Your task
Where a line of the listing below includes the word "this", reproduce that line.
--- START OF Raw data ---
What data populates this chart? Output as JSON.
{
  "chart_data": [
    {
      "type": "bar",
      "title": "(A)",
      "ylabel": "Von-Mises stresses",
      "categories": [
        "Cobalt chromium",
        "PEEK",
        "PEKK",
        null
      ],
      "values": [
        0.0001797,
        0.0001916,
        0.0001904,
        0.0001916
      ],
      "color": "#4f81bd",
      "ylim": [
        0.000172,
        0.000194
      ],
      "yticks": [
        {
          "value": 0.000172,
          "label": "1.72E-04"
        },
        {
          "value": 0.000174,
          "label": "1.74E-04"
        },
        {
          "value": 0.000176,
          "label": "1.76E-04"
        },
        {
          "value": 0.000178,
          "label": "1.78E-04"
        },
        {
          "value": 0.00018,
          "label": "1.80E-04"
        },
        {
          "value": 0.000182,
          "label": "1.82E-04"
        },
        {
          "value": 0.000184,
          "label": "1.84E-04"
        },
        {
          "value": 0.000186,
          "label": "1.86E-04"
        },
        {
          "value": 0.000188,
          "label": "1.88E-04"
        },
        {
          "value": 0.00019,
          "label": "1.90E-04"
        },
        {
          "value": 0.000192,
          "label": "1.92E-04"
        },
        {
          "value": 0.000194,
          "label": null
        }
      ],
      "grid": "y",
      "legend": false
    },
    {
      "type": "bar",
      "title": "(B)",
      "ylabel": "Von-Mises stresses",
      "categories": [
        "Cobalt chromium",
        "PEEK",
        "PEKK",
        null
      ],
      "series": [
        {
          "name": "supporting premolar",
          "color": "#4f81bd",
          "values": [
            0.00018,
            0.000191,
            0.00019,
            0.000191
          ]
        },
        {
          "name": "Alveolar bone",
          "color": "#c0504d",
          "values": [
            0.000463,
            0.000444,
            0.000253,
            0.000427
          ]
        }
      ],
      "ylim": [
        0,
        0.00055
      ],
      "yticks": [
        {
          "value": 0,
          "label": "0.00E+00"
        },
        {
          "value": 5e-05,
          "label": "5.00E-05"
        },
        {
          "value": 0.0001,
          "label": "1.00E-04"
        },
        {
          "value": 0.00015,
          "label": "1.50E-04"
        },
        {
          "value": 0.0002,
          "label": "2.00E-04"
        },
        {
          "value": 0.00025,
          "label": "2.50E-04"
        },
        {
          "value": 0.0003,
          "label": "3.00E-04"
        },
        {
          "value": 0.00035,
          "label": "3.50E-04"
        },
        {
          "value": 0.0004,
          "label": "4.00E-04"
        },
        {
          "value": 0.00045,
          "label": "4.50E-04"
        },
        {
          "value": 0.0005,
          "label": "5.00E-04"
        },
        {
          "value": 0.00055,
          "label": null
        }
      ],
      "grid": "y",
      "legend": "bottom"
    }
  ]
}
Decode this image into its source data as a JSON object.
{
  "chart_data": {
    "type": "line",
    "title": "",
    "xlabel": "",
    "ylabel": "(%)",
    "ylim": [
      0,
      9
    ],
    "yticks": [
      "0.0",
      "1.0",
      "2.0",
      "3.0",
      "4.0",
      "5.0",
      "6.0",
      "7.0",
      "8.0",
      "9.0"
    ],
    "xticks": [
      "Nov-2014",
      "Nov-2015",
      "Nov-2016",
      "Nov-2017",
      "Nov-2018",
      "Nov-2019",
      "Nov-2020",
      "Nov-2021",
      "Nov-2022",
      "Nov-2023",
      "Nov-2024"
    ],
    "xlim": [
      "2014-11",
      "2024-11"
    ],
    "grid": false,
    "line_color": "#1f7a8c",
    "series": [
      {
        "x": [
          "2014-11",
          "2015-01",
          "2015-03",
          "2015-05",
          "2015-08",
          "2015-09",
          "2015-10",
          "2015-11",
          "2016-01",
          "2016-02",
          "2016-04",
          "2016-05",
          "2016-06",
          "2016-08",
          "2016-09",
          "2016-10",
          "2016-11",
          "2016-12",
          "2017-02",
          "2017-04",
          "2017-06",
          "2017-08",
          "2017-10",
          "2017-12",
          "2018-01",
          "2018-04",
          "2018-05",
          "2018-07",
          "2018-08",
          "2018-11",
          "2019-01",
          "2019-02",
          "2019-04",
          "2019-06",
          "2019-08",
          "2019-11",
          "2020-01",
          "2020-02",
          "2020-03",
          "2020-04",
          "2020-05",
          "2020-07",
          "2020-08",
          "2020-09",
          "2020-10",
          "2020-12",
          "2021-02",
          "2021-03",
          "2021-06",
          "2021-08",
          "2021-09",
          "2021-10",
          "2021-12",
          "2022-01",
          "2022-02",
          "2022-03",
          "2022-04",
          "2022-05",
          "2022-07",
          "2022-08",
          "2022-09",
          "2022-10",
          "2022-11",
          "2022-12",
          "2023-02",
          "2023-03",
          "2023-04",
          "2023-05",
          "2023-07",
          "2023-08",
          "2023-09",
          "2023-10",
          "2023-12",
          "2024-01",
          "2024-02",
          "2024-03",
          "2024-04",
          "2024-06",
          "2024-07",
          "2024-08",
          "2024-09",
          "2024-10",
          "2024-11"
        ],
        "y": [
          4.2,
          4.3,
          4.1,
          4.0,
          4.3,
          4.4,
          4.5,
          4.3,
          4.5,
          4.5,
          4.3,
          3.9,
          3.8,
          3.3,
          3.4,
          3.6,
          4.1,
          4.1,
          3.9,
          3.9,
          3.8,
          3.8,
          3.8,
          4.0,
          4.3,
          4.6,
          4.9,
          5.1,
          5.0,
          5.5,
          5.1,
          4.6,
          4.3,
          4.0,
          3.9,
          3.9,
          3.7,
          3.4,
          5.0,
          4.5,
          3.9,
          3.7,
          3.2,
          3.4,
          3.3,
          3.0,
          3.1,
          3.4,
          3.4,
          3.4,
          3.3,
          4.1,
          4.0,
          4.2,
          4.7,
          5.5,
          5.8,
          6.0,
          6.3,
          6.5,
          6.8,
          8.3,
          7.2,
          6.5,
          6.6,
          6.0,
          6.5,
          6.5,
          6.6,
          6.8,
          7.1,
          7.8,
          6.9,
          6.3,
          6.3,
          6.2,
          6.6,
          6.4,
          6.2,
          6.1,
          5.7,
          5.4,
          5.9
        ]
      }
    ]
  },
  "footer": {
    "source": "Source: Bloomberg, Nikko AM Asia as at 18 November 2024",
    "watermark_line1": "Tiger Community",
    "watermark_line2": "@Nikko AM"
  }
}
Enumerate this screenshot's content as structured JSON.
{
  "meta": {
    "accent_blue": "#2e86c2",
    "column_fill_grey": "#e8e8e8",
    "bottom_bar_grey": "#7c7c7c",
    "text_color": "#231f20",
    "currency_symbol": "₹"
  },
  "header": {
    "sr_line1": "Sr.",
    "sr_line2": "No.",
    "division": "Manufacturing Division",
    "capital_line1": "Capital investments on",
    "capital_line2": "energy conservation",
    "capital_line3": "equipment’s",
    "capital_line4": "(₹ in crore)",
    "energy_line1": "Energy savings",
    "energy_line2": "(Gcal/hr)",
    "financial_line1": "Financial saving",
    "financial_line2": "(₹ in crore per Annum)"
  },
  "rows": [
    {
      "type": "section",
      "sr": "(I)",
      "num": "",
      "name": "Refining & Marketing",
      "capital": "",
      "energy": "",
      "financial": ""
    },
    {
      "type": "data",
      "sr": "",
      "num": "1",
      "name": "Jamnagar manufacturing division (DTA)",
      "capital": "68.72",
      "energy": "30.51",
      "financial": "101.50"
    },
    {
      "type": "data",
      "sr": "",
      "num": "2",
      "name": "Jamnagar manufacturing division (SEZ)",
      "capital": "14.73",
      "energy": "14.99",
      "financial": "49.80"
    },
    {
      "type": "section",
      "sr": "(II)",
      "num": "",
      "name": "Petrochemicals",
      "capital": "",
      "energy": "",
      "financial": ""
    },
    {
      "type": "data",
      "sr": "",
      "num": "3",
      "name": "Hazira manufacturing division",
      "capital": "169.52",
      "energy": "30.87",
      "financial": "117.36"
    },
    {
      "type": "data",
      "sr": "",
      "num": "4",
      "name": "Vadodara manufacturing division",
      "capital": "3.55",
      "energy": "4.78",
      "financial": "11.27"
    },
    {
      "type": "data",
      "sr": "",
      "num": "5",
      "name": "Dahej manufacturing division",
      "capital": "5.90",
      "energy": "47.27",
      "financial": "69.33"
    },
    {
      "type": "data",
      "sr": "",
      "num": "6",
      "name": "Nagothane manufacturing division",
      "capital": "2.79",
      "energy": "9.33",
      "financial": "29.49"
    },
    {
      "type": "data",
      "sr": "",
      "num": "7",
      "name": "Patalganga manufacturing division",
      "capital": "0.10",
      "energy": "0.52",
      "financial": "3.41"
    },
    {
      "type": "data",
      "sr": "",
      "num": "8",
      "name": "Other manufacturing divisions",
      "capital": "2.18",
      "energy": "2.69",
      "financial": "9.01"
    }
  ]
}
--- END OF Raw data ---
Response
What data populates this chart? Output as JSON.
Decode this image into its source data as a JSON object.
Enumerate this screenshot's content as structured JSON.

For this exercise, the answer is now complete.